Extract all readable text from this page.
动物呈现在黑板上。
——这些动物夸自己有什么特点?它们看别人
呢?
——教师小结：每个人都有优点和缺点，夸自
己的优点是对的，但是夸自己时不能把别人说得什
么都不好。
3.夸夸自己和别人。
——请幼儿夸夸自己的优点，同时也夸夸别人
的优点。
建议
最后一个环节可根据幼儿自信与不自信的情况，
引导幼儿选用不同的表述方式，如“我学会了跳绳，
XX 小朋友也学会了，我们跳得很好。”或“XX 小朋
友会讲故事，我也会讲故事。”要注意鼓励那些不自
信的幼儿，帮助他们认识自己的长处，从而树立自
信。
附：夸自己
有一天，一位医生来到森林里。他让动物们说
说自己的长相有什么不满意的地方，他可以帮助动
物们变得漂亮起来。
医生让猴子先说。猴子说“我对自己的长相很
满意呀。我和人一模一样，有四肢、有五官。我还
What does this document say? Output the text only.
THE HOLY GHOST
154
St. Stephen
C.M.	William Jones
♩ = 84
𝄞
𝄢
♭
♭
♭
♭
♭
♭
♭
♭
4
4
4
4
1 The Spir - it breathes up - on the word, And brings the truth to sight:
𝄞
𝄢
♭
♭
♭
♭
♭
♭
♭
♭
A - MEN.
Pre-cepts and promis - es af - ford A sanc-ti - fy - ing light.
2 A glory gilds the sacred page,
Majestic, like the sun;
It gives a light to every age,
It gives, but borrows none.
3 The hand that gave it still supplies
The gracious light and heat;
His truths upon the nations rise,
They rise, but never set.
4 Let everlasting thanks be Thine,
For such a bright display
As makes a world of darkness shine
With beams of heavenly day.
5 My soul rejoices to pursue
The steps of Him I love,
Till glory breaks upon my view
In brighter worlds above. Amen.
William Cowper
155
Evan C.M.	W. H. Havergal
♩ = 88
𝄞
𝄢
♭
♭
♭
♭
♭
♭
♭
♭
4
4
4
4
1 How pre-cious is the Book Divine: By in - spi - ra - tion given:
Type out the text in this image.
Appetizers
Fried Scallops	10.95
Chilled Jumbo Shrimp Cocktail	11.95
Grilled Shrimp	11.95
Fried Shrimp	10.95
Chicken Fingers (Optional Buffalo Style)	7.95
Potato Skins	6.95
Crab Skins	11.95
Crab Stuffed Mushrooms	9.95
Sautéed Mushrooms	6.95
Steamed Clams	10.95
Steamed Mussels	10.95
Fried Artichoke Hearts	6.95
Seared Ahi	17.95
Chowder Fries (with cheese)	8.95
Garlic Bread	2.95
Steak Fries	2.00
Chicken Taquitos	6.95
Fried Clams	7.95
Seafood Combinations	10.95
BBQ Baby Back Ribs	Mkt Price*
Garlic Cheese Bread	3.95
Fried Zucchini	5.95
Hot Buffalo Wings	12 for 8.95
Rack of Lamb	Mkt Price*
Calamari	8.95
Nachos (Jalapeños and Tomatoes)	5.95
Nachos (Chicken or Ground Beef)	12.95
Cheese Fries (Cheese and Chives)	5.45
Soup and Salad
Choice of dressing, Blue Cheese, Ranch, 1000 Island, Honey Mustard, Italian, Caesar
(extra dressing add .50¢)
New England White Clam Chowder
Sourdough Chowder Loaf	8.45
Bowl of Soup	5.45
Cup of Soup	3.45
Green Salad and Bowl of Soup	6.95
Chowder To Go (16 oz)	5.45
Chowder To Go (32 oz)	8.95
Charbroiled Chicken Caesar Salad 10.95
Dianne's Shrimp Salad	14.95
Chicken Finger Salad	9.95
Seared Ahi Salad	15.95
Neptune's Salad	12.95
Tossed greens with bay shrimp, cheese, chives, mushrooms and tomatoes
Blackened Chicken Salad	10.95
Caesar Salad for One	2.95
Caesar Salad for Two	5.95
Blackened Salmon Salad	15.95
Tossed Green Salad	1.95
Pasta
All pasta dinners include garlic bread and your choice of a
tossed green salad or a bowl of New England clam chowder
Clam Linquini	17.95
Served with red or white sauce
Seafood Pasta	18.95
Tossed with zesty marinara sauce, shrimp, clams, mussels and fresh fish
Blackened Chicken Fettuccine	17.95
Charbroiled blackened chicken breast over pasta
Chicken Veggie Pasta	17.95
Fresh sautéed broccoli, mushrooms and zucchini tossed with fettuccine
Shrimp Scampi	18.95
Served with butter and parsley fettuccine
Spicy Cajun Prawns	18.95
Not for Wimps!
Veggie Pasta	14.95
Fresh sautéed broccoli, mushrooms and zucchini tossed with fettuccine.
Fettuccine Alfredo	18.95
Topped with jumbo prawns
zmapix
...
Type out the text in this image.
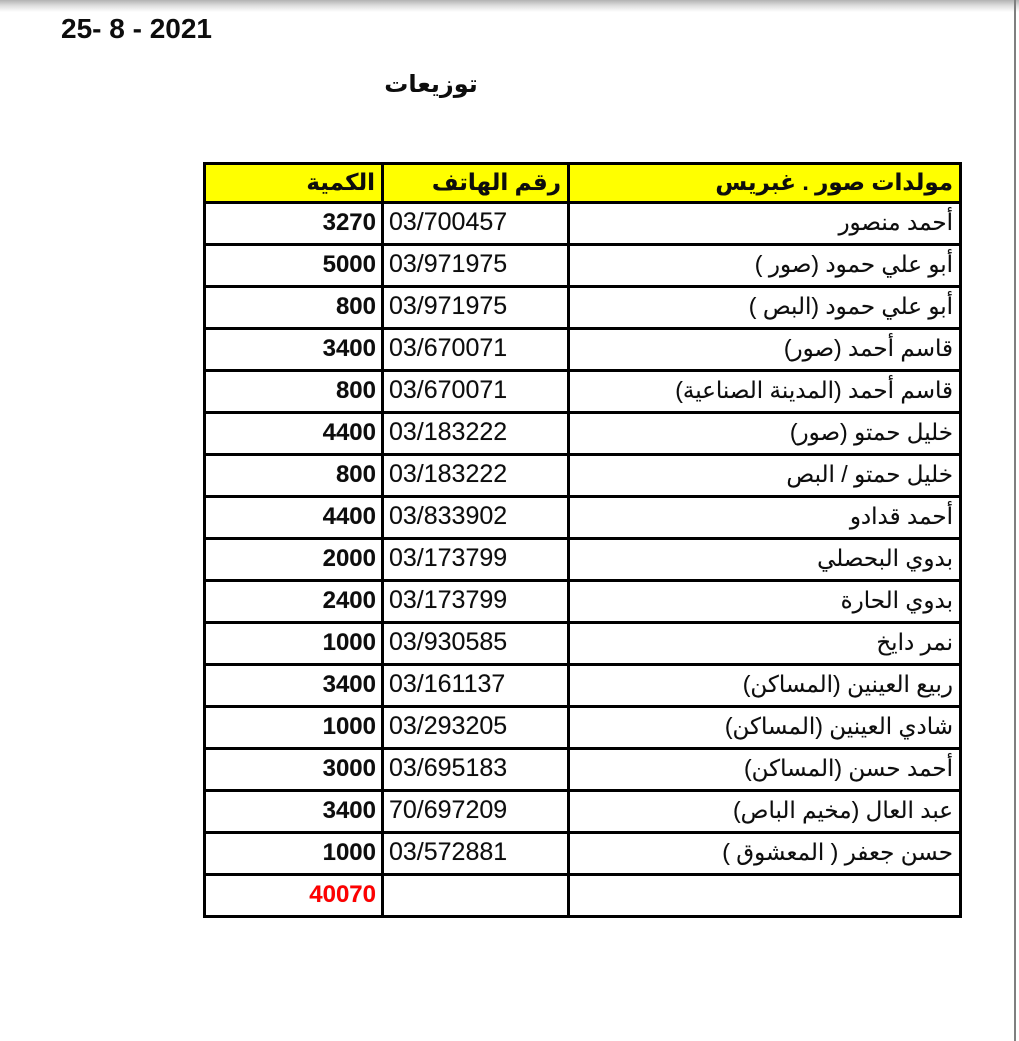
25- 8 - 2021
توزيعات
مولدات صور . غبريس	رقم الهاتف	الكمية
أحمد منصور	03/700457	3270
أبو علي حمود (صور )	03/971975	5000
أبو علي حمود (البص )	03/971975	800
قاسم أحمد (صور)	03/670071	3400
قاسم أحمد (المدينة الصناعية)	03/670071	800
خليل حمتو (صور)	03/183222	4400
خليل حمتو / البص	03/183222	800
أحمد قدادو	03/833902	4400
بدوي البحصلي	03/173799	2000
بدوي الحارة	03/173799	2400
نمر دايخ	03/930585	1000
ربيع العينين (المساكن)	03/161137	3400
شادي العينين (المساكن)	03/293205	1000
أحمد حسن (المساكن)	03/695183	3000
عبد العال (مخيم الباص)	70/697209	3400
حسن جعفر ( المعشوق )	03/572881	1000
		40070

- _Job_
Copy down every line of the entries containing the word "rise".

- _Answer to the problem_
His truths upon the nations rise,
They rise, but never set.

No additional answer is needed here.